Out of the lines below, please list those that hold the string "wichtig".

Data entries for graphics
- - -
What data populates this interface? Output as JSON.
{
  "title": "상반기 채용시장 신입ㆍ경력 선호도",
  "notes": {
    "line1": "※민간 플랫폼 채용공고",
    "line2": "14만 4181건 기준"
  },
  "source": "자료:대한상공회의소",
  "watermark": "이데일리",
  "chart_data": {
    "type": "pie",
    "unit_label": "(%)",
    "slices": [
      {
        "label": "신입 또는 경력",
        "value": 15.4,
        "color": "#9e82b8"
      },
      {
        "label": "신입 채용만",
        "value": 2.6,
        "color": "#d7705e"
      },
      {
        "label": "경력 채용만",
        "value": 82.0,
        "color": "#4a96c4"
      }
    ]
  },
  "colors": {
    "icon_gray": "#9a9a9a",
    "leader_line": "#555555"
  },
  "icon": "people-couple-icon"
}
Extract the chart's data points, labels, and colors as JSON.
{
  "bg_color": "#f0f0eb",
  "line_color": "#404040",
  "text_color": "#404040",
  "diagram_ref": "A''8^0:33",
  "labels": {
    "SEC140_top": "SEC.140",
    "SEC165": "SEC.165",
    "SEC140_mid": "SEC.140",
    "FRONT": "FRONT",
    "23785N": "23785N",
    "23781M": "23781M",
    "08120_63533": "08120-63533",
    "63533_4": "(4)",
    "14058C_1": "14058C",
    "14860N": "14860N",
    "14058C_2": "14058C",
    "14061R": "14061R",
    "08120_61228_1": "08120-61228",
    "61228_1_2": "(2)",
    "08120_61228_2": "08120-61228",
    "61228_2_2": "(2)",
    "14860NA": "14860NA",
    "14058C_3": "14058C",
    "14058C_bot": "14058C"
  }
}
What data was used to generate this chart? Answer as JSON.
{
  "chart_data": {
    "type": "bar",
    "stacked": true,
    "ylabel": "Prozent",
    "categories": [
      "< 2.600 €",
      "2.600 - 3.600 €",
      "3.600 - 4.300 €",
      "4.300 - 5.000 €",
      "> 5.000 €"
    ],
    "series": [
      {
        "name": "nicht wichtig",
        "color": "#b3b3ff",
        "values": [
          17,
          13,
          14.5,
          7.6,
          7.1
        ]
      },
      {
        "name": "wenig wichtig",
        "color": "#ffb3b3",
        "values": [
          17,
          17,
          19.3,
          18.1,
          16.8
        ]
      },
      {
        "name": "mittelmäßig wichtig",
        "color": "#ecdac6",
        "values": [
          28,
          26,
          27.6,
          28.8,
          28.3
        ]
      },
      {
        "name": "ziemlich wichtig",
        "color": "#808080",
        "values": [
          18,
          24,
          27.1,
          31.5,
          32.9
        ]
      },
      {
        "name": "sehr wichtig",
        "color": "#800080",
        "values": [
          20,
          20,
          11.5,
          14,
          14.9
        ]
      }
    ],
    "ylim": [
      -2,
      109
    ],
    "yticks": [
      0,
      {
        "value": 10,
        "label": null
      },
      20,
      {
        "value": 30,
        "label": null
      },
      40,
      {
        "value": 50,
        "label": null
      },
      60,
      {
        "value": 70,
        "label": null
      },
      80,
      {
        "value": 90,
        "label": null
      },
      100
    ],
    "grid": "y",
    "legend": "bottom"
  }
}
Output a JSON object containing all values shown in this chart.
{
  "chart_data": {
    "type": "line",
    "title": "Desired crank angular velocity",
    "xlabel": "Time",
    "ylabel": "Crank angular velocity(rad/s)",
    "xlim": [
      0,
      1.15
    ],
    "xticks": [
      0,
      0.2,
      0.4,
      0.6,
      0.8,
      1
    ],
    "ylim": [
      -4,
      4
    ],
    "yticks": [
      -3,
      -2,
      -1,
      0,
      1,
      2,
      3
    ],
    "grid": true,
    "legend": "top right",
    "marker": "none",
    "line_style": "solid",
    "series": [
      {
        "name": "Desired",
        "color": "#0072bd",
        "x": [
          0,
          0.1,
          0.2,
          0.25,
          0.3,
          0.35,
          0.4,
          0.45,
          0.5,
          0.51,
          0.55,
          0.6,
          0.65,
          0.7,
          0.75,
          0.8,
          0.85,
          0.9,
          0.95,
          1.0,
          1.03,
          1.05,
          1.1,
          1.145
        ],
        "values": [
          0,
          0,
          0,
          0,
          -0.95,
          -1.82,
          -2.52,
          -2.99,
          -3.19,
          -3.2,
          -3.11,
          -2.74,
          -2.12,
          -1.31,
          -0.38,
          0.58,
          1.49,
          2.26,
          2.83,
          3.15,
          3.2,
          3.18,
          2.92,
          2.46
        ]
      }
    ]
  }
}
- - -
• _EXERCISE RESPONSE_:
        "name": "nicht wichtig",
        "name": "wenig wichtig",
        "name": "mittelmäßig wichtig",
        "name": "ziemlich wichtig",
        "name": "sehr wichtig",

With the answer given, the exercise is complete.